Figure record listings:
======

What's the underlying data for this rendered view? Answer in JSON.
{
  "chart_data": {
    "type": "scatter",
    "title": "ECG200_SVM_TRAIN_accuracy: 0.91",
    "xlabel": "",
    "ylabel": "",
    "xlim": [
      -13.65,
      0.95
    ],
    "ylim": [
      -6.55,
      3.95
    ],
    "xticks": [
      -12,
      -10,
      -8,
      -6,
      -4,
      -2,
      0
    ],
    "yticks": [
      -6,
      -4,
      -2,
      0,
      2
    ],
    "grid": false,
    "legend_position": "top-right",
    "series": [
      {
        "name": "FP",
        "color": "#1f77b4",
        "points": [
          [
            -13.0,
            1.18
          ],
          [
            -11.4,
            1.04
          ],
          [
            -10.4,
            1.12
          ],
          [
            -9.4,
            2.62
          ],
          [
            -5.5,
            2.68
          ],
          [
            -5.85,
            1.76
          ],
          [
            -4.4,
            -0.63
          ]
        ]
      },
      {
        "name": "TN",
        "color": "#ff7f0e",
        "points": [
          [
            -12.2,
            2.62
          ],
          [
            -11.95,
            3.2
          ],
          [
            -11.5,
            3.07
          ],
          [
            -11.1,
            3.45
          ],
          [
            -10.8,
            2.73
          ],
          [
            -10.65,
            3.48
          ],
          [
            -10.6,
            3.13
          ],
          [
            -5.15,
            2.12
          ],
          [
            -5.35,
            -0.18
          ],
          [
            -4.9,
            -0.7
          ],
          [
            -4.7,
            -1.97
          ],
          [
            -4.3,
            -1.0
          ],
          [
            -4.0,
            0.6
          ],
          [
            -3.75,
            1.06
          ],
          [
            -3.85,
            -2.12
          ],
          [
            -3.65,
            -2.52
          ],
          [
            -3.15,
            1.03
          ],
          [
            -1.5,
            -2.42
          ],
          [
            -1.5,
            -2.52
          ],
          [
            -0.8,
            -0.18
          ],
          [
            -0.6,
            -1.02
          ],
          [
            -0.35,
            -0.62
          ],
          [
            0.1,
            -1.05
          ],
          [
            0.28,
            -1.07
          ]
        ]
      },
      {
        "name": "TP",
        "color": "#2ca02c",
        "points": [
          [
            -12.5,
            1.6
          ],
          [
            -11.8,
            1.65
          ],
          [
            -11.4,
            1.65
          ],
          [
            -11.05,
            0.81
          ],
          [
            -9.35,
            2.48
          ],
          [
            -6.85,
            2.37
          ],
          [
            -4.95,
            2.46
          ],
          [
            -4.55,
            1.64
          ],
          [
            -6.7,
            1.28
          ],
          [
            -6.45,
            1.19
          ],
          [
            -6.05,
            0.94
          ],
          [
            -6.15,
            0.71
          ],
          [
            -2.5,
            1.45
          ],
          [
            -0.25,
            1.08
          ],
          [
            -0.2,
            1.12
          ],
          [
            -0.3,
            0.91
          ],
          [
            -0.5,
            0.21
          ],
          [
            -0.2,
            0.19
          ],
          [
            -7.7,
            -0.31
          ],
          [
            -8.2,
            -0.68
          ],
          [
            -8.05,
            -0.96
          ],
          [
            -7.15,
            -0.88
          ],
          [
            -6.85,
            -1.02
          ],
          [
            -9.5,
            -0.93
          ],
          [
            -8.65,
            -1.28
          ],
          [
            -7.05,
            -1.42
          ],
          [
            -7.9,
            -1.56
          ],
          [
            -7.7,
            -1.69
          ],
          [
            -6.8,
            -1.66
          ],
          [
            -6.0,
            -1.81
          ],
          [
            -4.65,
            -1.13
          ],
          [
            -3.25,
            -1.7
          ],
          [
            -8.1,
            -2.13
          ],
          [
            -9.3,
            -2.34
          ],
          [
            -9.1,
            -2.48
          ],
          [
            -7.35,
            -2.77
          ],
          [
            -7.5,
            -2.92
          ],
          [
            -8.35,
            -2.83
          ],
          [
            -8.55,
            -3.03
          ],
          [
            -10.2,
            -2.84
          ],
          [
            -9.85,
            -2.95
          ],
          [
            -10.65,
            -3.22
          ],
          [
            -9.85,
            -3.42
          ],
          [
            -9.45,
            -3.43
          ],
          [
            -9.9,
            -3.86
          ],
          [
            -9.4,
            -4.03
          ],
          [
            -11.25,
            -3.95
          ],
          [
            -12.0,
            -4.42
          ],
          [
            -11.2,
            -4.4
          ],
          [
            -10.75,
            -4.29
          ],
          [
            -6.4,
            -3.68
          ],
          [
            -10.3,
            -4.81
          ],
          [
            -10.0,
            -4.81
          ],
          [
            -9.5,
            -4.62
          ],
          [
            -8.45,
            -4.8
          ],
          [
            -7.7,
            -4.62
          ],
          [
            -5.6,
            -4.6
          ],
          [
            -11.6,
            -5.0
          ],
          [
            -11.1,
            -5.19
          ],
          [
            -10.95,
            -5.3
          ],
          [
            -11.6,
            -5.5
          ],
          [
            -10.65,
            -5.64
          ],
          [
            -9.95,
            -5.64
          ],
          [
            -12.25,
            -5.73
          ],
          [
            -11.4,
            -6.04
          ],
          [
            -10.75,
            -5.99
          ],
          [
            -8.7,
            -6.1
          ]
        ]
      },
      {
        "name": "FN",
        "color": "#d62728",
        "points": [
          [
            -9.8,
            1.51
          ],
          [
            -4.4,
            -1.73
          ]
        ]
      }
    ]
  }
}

======

Find how many lines of the entries contain "color". Respond with the number only.

◆ Expected answer ◆
4